[Records from a dataset]
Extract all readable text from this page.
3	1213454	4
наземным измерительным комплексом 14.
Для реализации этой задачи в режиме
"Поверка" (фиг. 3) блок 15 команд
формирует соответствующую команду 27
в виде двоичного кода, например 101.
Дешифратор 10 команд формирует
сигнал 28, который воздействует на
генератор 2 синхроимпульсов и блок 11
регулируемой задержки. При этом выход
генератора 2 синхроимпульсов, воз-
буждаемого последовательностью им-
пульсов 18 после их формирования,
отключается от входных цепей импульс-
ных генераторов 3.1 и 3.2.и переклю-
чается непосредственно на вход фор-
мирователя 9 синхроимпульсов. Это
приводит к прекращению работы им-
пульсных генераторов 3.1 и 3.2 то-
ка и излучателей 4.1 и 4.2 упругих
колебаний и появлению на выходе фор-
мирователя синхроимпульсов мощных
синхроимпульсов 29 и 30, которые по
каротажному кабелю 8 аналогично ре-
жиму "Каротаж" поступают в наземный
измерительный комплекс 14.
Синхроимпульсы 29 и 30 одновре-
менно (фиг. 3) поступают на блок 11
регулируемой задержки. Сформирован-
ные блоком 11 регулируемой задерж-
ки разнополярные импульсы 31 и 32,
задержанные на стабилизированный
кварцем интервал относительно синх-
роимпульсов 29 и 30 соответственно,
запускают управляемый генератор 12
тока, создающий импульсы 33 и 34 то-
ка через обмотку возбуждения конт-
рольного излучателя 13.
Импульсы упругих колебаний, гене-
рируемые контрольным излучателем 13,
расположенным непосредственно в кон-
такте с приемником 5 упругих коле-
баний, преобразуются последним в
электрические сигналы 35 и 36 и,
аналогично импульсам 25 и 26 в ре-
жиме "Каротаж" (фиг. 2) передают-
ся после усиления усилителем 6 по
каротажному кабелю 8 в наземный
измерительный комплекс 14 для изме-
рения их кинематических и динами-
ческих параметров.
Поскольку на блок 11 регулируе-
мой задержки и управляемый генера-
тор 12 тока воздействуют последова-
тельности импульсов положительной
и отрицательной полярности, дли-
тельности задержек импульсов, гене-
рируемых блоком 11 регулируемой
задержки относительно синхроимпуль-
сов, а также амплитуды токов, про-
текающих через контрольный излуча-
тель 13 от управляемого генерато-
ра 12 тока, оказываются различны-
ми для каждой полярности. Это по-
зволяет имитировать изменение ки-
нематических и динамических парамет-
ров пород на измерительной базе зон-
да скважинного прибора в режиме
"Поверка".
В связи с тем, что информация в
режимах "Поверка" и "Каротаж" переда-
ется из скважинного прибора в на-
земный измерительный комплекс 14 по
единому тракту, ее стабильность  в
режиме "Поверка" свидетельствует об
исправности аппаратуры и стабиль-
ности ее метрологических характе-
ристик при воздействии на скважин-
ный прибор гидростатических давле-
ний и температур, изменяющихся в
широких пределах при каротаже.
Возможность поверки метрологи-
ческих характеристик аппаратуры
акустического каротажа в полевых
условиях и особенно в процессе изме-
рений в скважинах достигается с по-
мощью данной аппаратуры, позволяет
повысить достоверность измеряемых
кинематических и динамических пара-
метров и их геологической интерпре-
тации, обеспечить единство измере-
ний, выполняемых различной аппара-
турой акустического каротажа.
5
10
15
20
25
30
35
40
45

To do: In the entries above, count each line holding "формирует" and report the total and nothing more.

Worked solution: 2